DIRECTIONS: Please turn the listing lines between the line holding "annotate this image: element" and the line holding "x-axis-title: Rat, Chicken", inclusive, into a numbered list. Skip blank lines and leave the pictures out.

EXTRACTED DATA:
========================

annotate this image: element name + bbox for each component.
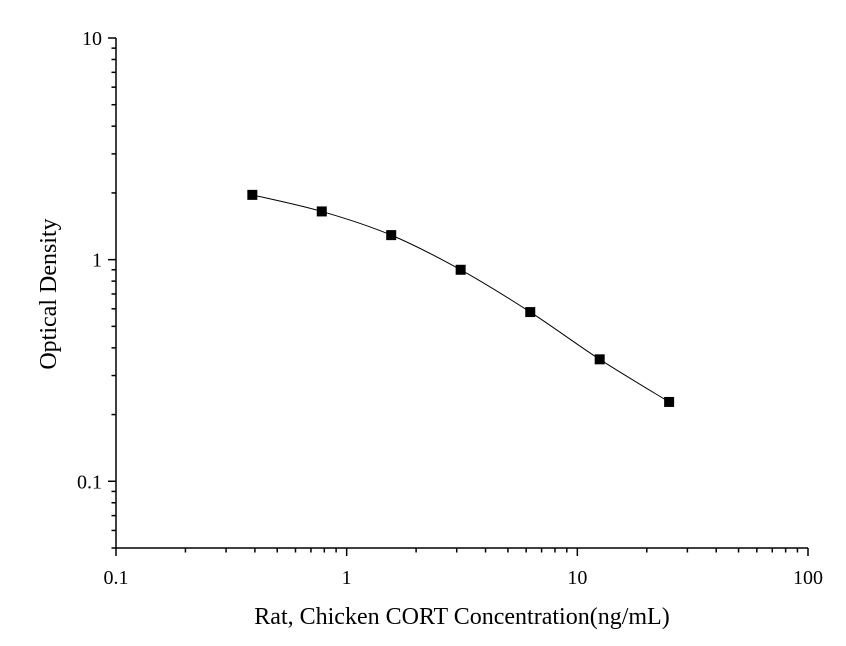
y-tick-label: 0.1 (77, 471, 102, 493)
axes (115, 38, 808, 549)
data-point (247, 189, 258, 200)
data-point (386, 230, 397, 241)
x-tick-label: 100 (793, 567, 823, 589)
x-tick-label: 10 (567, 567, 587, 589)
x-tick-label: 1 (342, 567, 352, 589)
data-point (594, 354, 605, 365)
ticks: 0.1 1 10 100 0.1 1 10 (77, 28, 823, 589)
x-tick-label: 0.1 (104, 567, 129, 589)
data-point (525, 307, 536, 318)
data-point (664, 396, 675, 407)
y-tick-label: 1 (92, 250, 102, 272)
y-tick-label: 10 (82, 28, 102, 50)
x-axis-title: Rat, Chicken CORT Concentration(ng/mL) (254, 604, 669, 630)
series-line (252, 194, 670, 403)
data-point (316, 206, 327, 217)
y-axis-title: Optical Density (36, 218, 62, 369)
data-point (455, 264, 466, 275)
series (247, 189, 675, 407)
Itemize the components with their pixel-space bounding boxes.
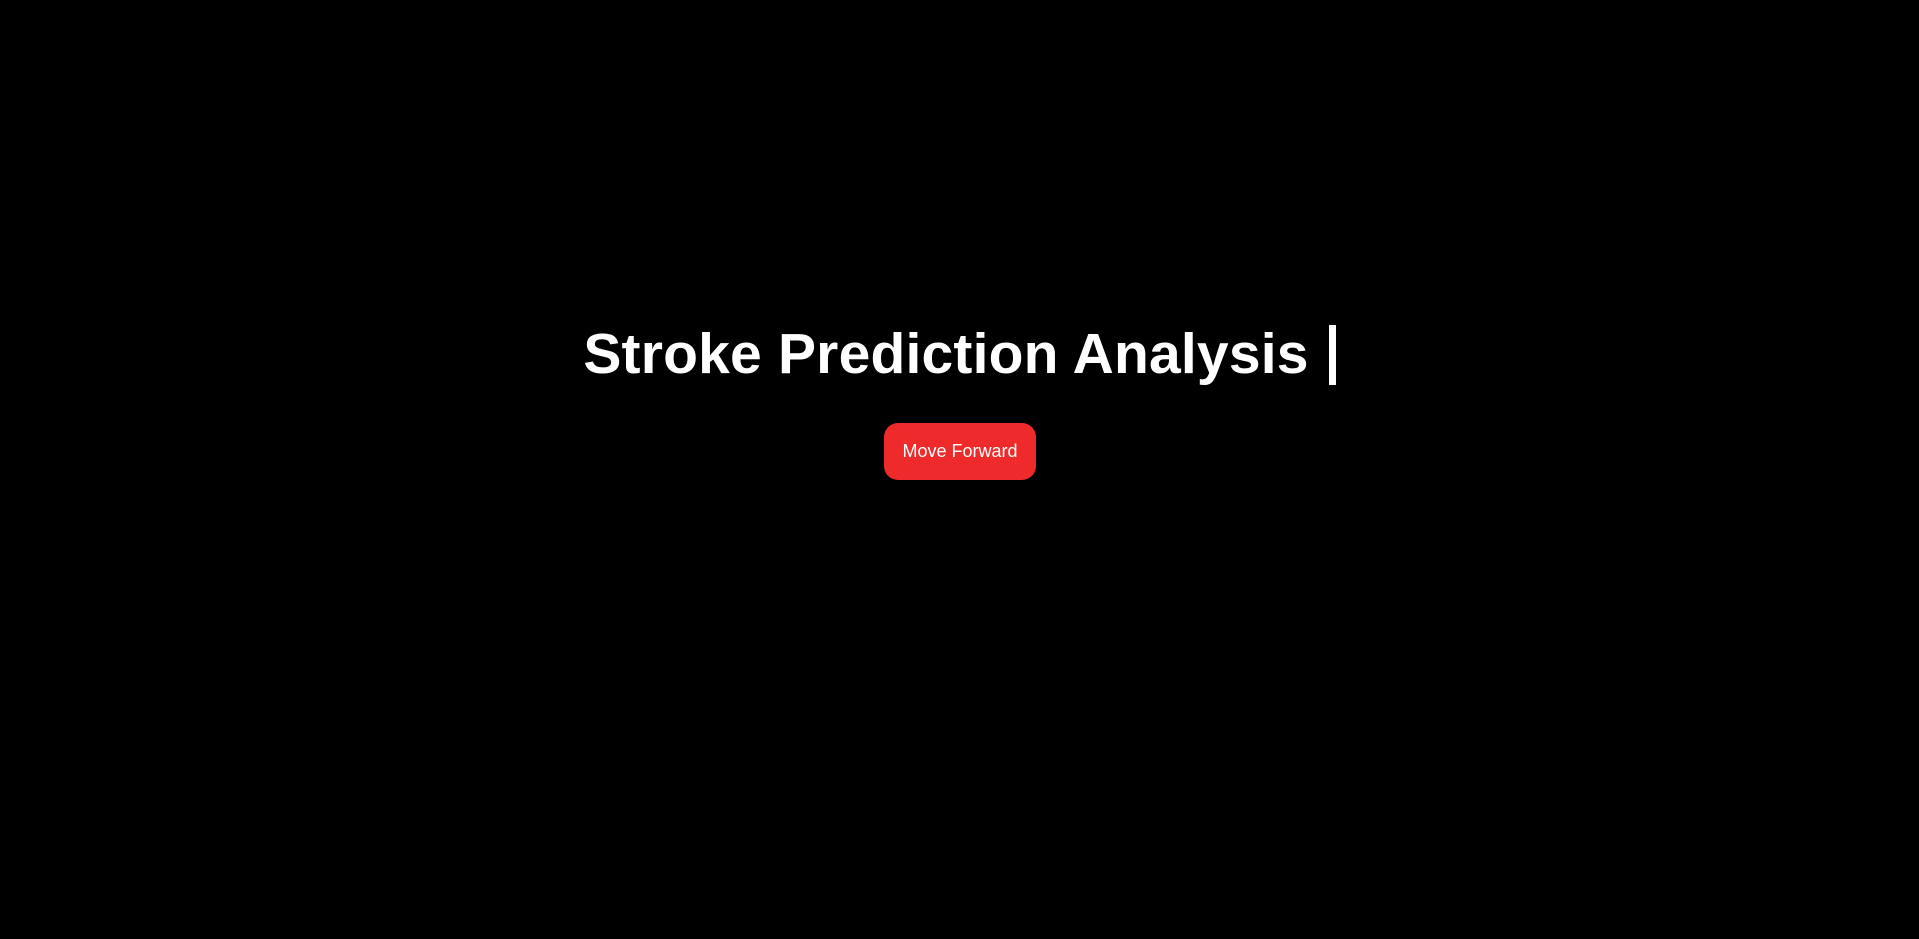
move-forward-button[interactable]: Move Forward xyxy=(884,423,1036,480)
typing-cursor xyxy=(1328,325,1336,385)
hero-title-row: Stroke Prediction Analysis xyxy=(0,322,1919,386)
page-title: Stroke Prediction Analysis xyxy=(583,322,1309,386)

========================

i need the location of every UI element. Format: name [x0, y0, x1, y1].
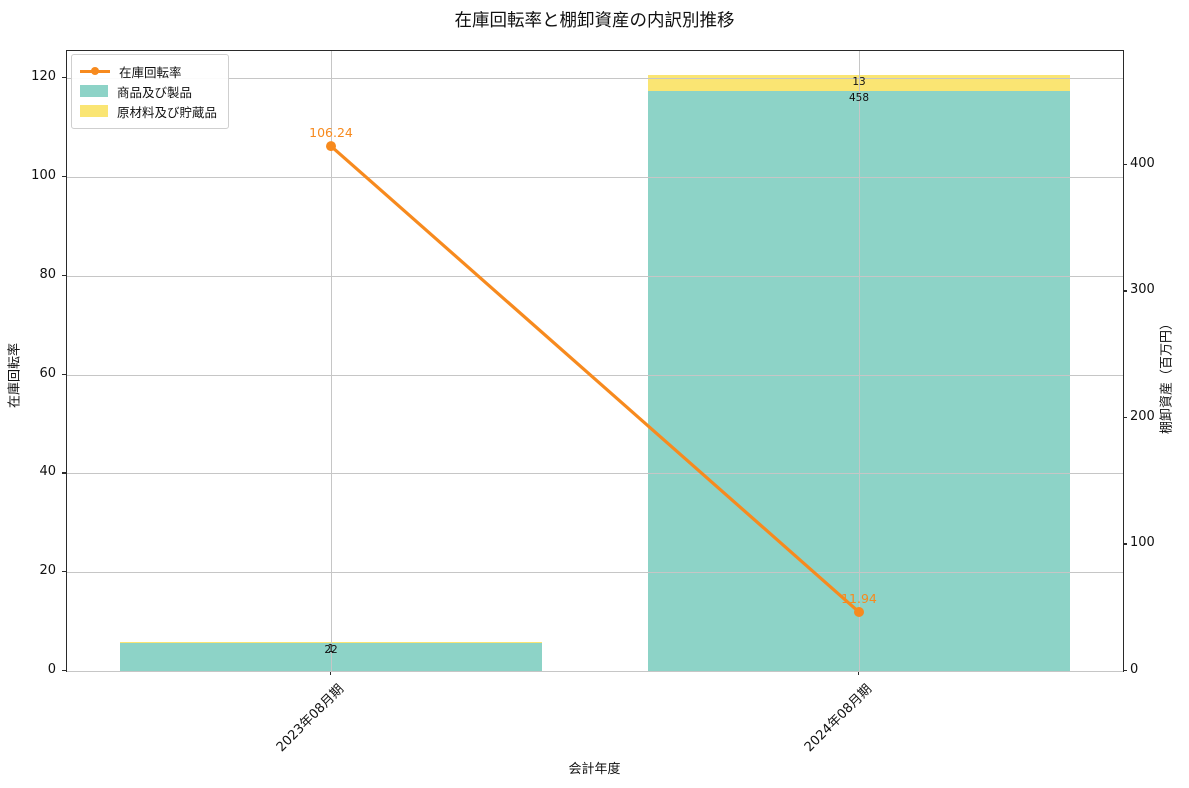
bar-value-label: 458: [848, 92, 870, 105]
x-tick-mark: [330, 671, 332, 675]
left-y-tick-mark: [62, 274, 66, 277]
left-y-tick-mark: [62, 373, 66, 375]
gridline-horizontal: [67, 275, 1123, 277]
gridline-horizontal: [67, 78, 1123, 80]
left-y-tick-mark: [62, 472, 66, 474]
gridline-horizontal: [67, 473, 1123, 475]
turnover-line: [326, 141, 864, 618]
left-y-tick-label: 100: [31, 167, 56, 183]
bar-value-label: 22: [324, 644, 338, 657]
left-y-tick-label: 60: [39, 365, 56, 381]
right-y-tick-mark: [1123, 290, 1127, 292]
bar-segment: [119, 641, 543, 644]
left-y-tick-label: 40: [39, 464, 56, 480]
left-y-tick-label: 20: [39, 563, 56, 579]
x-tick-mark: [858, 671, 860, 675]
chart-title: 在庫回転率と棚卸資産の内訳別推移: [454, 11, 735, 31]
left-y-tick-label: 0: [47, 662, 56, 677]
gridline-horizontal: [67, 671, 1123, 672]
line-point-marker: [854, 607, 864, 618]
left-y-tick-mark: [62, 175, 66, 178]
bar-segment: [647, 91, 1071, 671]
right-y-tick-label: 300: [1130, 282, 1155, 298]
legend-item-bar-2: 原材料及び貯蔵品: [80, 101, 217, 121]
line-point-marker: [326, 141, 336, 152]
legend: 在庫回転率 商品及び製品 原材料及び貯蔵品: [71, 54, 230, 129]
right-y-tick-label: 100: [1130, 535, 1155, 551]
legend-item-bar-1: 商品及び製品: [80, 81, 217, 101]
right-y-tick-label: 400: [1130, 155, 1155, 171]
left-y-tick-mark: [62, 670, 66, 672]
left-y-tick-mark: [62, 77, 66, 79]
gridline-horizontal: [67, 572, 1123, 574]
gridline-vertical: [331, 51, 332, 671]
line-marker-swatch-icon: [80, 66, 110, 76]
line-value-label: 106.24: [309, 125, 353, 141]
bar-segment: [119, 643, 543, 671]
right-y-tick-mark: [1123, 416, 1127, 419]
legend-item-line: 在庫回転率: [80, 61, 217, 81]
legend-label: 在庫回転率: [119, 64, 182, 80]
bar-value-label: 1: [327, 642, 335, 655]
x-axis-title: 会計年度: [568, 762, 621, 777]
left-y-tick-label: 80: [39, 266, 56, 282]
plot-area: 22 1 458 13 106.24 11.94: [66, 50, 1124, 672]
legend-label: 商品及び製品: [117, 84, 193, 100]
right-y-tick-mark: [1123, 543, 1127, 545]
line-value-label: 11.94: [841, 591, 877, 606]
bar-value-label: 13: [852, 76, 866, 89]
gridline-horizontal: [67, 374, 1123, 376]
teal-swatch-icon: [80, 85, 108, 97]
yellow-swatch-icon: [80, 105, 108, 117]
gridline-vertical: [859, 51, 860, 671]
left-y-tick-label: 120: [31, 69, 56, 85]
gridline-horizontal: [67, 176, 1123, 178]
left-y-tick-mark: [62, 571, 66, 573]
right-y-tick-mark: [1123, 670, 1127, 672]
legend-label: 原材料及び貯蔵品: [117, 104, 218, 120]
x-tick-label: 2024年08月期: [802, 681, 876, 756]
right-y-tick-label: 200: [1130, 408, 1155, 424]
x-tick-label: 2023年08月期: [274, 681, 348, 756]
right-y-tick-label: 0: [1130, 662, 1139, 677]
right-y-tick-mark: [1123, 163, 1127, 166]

========================

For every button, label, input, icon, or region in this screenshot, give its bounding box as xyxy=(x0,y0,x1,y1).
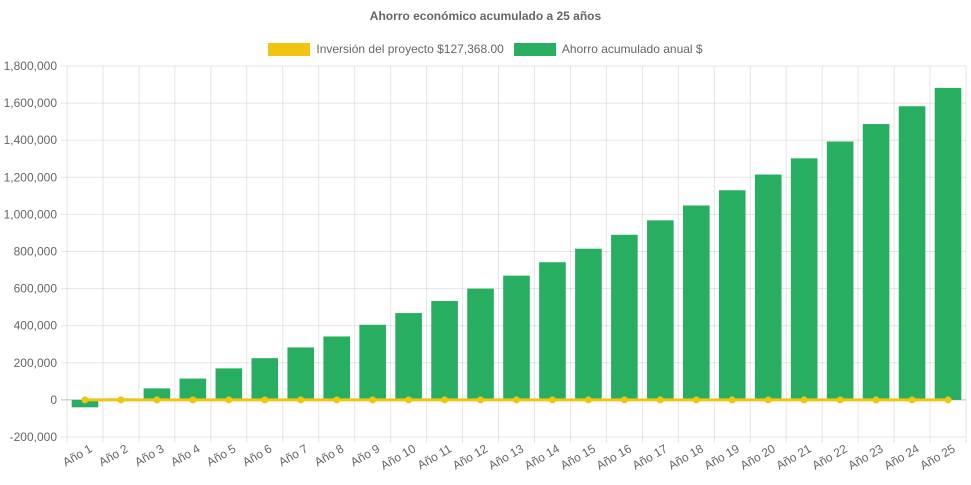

========================

THE COMPLETED TASK:
1. annotate this image: element name + bbox for each component.
2. y-tick-label: 0.1 (77, 471, 102, 493)
3. axes (115, 38, 808, 549)
4. data-point (247, 189, 258, 200)
5. data-point (386, 230, 397, 241)
6. x-tick-label: 100 (793, 567, 823, 589)
7. x-tick-label: 10 (567, 567, 587, 589)
8. x-tick-label: 1 (342, 567, 352, 589)
9. data-point (594, 354, 605, 365)
10. ticks: 0.1 1 10 100 0.1 1 10 (77, 28, 823, 589)
11. x-tick-label: 0.1 (104, 567, 129, 589)
12. data-point (525, 307, 536, 318)
13. data-point (664, 396, 675, 407)
14. y-tick-label: 1 (92, 250, 102, 272)
15. y-tick-label: 10 (82, 28, 102, 50)
16. x-axis-title: Rat, Chicken CORT Concentration(ng/mL) (254, 604, 669, 630)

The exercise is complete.